— Task —
Leave the pictures out and transcribe every record exactly.

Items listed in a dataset
==============================

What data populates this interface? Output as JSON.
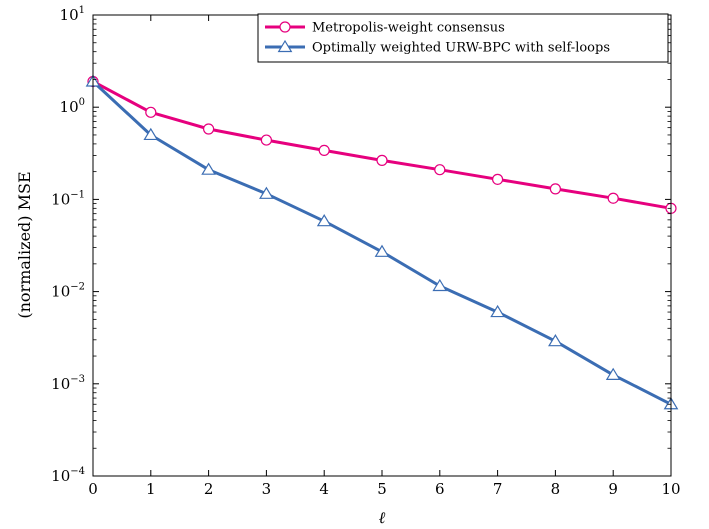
{
  "chart_data": {
    "type": "line",
    "title": "",
    "xlabel": "ℓ",
    "ylabel": "(normalized) MSE",
    "x": [
      0,
      1,
      2,
      3,
      4,
      5,
      6,
      7,
      8,
      9,
      10
    ],
    "xlim": [
      0,
      10
    ],
    "ylim": [
      0.0001,
      10
    ],
    "yscale": "log",
    "grid": false,
    "legend_position": "top-right",
    "x_ticks": [
      "0",
      "1",
      "2",
      "3",
      "4",
      "5",
      "6",
      "7",
      "8",
      "9",
      "10"
    ],
    "y_ticks": [
      {
        "base": "10",
        "exp": "1"
      },
      {
        "base": "10",
        "exp": "0"
      },
      {
        "base": "10",
        "exp": "−1"
      },
      {
        "base": "10",
        "exp": "−2"
      },
      {
        "base": "10",
        "exp": "−3"
      },
      {
        "base": "10",
        "exp": "−4"
      }
    ],
    "series": [
      {
        "name": "Metropolis-weight consensus",
        "color": "#e6007e",
        "marker": "circle",
        "values": [
          1.9,
          0.88,
          0.58,
          0.44,
          0.34,
          0.265,
          0.21,
          0.165,
          0.13,
          0.103,
          0.08
        ]
      },
      {
        "name": "Optimally weighted URW-BPC with self-loops",
        "color": "#3b6db3",
        "marker": "triangle",
        "values": [
          1.9,
          0.5,
          0.21,
          0.115,
          0.058,
          0.027,
          0.0115,
          0.006,
          0.0029,
          0.00125,
          0.0006
        ]
      }
    ]
  }
}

==============================

— Written answer —
What data populates this interface? Output as JSON.
{
  "chart_data": {
    "type": "line",
    "title": "",
    "xlabel": "ℓ",
    "ylabel": "(normalized) MSE",
    "x": [
      0,
      1,
      2,
      3,
      4,
      5,
      6,
      7,
      8,
      9,
      10
    ],
    "xlim": [
      0,
      10
    ],
    "ylim": [
      0.0001,
      10
    ],
    "yscale": "log",
    "grid": false,
    "legend_position": "top-right",
    "x_ticks": [
      "0",
      "1",
      "2",
      "3",
      "4",
      "5",
      "6",
      "7",
      "8",
      "9",
      "10"
    ],
    "y_ticks": [
      {
        "base": "10",
        "exp": "1"
      },
      {
        "base": "10",
        "exp": "0"
      },
      {
        "base": "10",
        "exp": "−1"
      },
      {
        "base": "10",
        "exp": "−2"
      },
      {
        "base": "10",
        "exp": "−3"
      },
      {
        "base": "10",
        "exp": "−4"
      }
    ],
    "series": [
      {
        "name": "Metropolis-weight consensus",
        "color": "#e6007e",
        "marker": "circle",
        "values": [
          1.9,
          0.88,
          0.58,
          0.44,
          0.34,
          0.265,
          0.21,
          0.165,
          0.13,
          0.103,
          0.08
        ]
      },
      {
        "name": "Optimally weighted URW-BPC with self-loops",
        "color": "#3b6db3",
        "marker": "triangle",
        "values": [
          1.9,
          0.5,
          0.21,
          0.115,
          0.058,
          0.027,
          0.0115,
          0.006,
          0.0029,
          0.00125,
          0.0006
        ]
      }
    ]
  }
}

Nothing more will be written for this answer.